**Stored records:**
______________________________

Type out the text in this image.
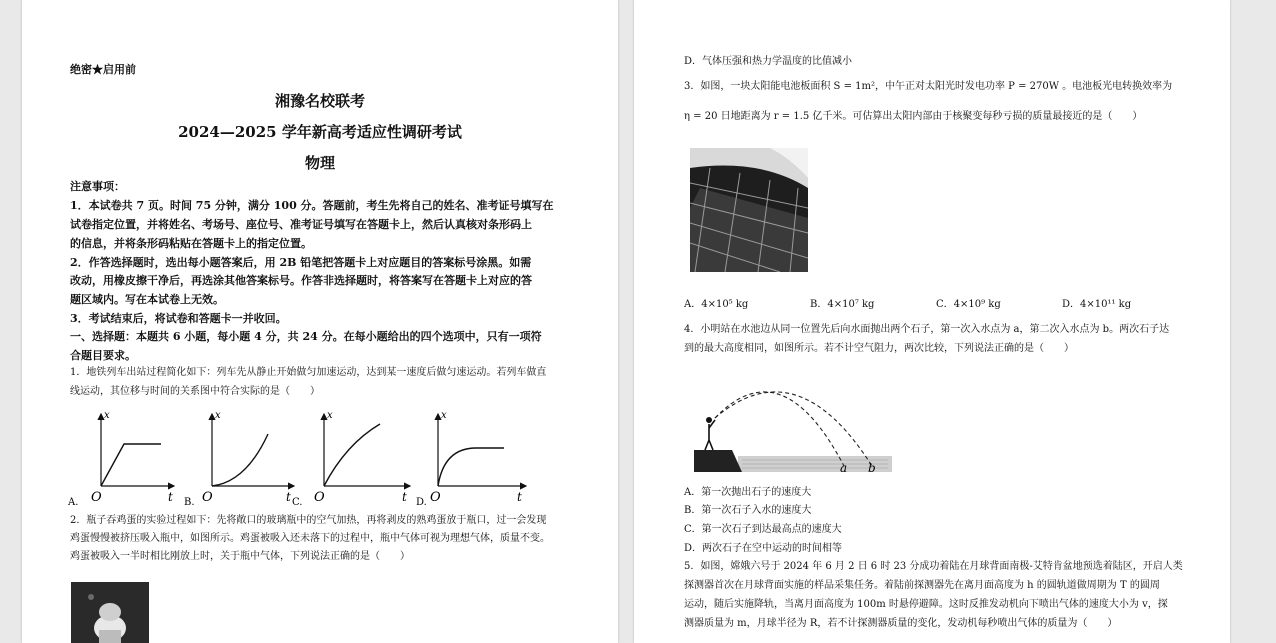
绝密★启用前
湘豫名校联考
2024—2025 学年新高考适应性调研考试
物理
注意事项：
1．本试卷共 7 页。时间 75 分钟，满分 100 分。答题前，考生先将自己的姓名、准考证号填写在
试卷指定位置，并将姓名、考场号、座位号、准考证号填写在答题卡上，然后认真核对条形码上
的信息，并将条形码粘贴在答题卡上的指定位置。
2．作答选择题时，选出每小题答案后，用 2B 铅笔把答题卡上对应题目的答案标号涂黑。如需
改动，用橡皮擦干净后，再选涂其他答案标号。作答非选择题时，将答案写在答题卡上对应的答
题区域内。写在本试卷上无效。
3．考试结束后，将试卷和答题卡一并收回。
一、选择题：本题共 6 小题，每小题 4 分，共 24 分。在每小题给出的四个选项中，只有一项符
合题目要求。
1．地铁列车出站过程简化如下：列车先从静止开始做匀加速运动，达到某一速度后做匀速运动。若列车做直
线运动，其位移与时间的关系图中符合实际的是（　　）
x
O	t
A.
x
O	t
B.
x
O	t
C.
x
O	t
D.
2．瓶子吞鸡蛋的实验过程如下：先将敞口的玻璃瓶中的空气加热，再将剥皮的熟鸡蛋放于瓶口，过一会发现
鸡蛋慢慢被挤压吸入瓶中，如图所示。鸡蛋被吸入还未落下的过程中，瓶中气体可视为理想气体，质量不变。
鸡蛋被吸入一半时相比刚放上时，关于瓶中气体，下列说法正确的是（　　）
D．气体压强和热力学温度的比值减小
3．如图，一块太阳能电池板面积 S = 1m²，中午正对太阳光时发电功率 P = 270W 。电池板光电转换效率为
η = 20 日地距离为 r = 1.5 亿千米。可估算出太阳内部由于核聚变每秒亏损的质量最接近的是（　　）
A．4×10⁵ kg	B．4×10⁷ kg	C．4×10⁹ kg	D．4×10¹¹ kg
4．小明站在水池边从同一位置先后向水面抛出两个石子，第一次入水点为 a，第二次入水点为 b。两次石子达
到的最大高度相同，如图所示。若不计空气阻力，两次比较，下列说法正确的是（　　）
a b
A．第一次抛出石子的速度大
B．第一次石子入水的速度大
C．第一次石子到达最高点的速度大
D．两次石子在空中运动的时间相等
5．如图，嫦娥六号于 2024 年 6 月 2 日 6 时 23 分成功着陆在月球背面南极-艾特肯盆地预选着陆区，开启人类
探测器首次在月球背面实施的样品采集任务。着陆前探测器先在离月面高度为 h 的圆轨道做周期为 T 的圆周
运动，随后实施降轨，当离月面高度为 100m 时悬停避障。这时反推发动机向下喷出气体的速度大小为 v，探
测器质量为 m，月球半径为 R，若不计探测器质量的变化，发动机每秒喷出气体的质量为（　　）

______________________________

**Work instructions:**
Pick each line holding the word "如图所示" out of the listing.

**Result of this exercise:**
鸡蛋慢慢被挤压吸入瓶中，如图所示。鸡蛋被吸入还未落下的过程中，瓶中气体可视为理想气体，质量不变。
到的最大高度相同，如图所示。若不计空气阻力，两次比较，下列说法正确的是（　　）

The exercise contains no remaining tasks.